Document excerpt |
# # #

Richard Ledezma

Personal information
- Date of birth: 6 September 2000 (age 26)
- Place of birth: Phoenix, Arizona, U.S.
- Height: 1.72 m (5 ft 8 in)
- Positions: Midfielder; right-back;

Team information
- Current team: Guadalajara
- Number: 37

Youth career
- 2016–2018: Real Salt Lake

Senior career*
- Years: Team / Apps / (Gls)
- 2018–2019: Real Monarchs / 5 / (1)
- 2019–2023: Jong PSV / 47 / (7)
- 2018–2025: PSV / 41 / (2)
- 2023: → New York City (loan) / 23 / (0)
- 2025–: Guadalajara / 44 / (2)

International career^{‡}
- 2018–2019: United States U20 / 5 / (0)
- 2019: United States U23 / 3 / (2)
- 2020: United States / 1 / (0)
- 2026–: Mexico / 3 / (1)

= Richard Ledezma =

Mexican footballer (born 2000)

Richard Ledezma (born September 6, 2000) is a professional footballer who plays as a midfielder or right-back for Liga MX club Guadalajara. Born in the United States, he represents the Mexico national team.

==Club career==
===Early career===
Ledezma grew up in Phoenix, Arizona, where he played youth soccer for Valparaiso United FC. He made his professional debut for USL side Real Monarchs on April 11, 2018, as an 82nd-minute substitute in a 3–1 win over Seattle Sounders FC 2. On June 4, he scored his first career goal for Real Monarchs, as part of a performance for which he was named to the USL Team of the Week. On July 7, Ledezma was named the U.S. Soccer Development Academy Western Conference Player of the Year for the U-18/19 age group.

===PSV===
On December 21, 2018, Ledezma left Salt Lake to sign for Dutch club PSV Eindhoven on a one-and-a-half-year deal. On October 27, 2019, after his strong play for Jong PSV, Ledezma made PSV's senior squad for the first time for an Eredivisie match with AZ Alkmaar. On November 1, 2020, Ledezma made his PSV debut in the 74th minute and recorded an assist in a 4–0 win over ADO Den Haag.

On March 19, 2023, PSV announced that Ledezma had signed a contract extension with the club and would subsequently be loaned out. On March 23, Ledezma was seen training with MLS club New York City FC following months of rumors connecting him with the club.

# # #

Information given |
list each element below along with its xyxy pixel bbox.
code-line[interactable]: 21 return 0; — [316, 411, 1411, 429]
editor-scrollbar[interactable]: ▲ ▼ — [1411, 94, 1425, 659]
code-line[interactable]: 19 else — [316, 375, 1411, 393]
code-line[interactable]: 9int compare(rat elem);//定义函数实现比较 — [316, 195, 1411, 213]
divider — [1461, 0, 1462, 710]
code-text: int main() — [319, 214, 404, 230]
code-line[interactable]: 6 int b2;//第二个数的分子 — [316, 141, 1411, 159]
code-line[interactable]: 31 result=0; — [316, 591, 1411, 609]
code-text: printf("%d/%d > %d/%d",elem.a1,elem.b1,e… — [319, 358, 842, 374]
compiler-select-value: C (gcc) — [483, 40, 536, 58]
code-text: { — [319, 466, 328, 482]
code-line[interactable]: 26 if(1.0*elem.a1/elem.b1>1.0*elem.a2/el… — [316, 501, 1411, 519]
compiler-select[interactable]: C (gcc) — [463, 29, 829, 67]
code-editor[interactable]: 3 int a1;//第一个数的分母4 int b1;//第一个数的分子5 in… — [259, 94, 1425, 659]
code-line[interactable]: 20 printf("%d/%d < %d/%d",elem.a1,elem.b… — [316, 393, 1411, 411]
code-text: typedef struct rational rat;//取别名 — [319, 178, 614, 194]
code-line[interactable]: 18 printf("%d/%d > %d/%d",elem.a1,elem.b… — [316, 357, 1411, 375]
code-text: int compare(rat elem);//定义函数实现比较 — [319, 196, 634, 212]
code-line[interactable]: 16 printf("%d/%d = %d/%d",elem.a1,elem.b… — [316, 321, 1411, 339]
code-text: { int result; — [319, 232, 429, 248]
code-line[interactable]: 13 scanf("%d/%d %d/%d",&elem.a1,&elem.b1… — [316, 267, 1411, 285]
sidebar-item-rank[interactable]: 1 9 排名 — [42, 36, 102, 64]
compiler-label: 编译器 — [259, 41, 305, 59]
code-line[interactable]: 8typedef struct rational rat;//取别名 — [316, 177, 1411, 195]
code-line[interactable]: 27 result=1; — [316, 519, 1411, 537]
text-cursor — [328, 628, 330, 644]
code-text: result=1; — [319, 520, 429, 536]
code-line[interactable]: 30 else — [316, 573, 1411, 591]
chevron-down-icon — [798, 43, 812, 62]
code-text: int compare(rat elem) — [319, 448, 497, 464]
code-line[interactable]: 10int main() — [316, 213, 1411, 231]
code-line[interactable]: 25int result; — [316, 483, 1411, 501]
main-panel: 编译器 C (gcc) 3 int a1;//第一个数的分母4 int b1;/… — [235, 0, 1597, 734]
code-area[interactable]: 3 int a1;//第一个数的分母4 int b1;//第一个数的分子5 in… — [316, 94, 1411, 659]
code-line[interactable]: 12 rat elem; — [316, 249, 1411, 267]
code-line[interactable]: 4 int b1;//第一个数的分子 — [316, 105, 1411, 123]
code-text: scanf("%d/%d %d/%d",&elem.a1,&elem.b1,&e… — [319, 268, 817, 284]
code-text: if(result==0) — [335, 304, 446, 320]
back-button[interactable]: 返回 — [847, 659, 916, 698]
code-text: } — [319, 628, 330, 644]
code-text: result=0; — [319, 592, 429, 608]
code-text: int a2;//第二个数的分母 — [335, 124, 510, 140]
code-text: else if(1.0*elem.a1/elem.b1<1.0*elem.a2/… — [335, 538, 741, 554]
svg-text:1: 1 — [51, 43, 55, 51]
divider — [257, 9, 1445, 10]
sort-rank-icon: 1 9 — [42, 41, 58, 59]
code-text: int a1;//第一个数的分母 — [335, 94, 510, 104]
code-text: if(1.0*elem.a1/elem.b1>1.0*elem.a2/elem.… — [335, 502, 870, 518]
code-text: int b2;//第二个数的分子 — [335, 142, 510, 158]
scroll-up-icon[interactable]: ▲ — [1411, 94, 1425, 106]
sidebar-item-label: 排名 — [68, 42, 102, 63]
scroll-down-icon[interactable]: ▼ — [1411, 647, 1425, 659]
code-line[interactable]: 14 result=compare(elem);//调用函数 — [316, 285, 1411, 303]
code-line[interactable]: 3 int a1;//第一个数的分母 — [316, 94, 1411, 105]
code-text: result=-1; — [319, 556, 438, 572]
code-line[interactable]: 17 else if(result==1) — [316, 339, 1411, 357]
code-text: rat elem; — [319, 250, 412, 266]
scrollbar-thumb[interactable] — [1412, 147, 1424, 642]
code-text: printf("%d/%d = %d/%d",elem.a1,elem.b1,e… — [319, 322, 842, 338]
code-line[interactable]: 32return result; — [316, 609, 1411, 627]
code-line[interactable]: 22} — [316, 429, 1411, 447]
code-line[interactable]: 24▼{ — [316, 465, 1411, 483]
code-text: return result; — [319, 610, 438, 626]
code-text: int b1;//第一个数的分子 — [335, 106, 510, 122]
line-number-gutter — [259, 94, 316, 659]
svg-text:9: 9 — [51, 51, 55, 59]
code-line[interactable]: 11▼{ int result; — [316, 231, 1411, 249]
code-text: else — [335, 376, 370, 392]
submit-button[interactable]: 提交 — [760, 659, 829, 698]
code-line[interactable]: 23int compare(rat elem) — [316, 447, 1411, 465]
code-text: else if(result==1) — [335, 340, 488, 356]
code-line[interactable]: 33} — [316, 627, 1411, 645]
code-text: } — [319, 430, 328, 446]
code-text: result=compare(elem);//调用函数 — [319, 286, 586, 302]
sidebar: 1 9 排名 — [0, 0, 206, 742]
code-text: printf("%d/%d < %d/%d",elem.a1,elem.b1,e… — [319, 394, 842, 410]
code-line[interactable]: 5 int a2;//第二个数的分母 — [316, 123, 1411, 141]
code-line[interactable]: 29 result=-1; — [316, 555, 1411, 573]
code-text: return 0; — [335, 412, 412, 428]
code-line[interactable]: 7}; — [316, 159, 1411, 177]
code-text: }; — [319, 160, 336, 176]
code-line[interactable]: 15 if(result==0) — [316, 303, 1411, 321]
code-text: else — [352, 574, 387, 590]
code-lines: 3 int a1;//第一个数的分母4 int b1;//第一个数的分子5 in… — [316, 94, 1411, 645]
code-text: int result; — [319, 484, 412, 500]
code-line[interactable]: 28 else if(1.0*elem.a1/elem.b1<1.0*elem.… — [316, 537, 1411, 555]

# # #

Problem description |
Rewrite the Richard Ledezma profile from "- 2023: → New" to "States / 1 / (0)", changing "United States" to "USA" throughout.

Result for this task |
- 2023: → New York City (loan) / 23 / (0)
- 2025–: Guadalajara / 44 / (2)

International career^{‡}
- 2018–2019: USA U20 / 5 / (0)
- 2019: USA U23 / 3 / (2)
- 2020: USA / 1 / (0)